» **JOB**: Set the following entries down again exactly, line by line.

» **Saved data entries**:
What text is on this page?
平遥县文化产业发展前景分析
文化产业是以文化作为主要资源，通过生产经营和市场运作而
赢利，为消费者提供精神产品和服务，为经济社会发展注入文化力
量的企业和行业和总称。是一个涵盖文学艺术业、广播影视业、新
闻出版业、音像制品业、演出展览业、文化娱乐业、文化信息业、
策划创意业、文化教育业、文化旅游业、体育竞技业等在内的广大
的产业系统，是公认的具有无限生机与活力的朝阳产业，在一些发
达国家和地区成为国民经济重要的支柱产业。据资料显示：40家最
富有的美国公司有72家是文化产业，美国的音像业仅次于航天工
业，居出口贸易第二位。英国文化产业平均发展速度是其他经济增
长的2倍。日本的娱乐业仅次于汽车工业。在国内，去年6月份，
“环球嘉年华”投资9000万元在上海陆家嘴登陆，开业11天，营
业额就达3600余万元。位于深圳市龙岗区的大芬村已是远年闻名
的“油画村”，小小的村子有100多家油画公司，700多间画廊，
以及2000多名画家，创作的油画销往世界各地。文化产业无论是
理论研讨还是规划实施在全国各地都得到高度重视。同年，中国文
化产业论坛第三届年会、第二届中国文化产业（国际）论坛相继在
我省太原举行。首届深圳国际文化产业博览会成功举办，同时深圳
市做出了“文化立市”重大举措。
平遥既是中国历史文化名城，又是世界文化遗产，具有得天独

» **ANSWER TO THE EXERCISE**:
What text is on this page?
平遥县文化产业发展前景分析
文化产业是以文化作为主要资源，通过生产经营和市场运作而
赢利，为消费者提供精神产品和服务，为经济社会发展注入文化力
量的企业和行业和总称。是一个涵盖文学艺术业、广播影视业、新
闻出版业、音像制品业、演出展览业、文化娱乐业、文化信息业、
策划创意业、文化教育业、文化旅游业、体育竞技业等在内的广大
的产业系统，是公认的具有无限生机与活力的朝阳产业，在一些发
达国家和地区成为国民经济重要的支柱产业。据资料显示：40家最
富有的美国公司有72家是文化产业，美国的音像业仅次于航天工
业，居出口贸易第二位。英国文化产业平均发展速度是其他经济增
长的2倍。日本的娱乐业仅次于汽车工业。在国内，去年6月份，
“环球嘉年华”投资9000万元在上海陆家嘴登陆，开业11天，营
业额就达3600余万元。位于深圳市龙岗区的大芬村已是远年闻名
的“油画村”，小小的村子有100多家油画公司，700多间画廊，
以及2000多名画家，创作的油画销往世界各地。文化产业无论是
理论研讨还是规划实施在全国各地都得到高度重视。同年，中国文
化产业论坛第三届年会、第二届中国文化产业（国际）论坛相继在
我省太原举行。首届深圳国际文化产业博览会成功举办，同时深圳
市做出了“文化立市”重大举措。
平遥既是中国历史文化名城，又是世界文化遗产，具有得天独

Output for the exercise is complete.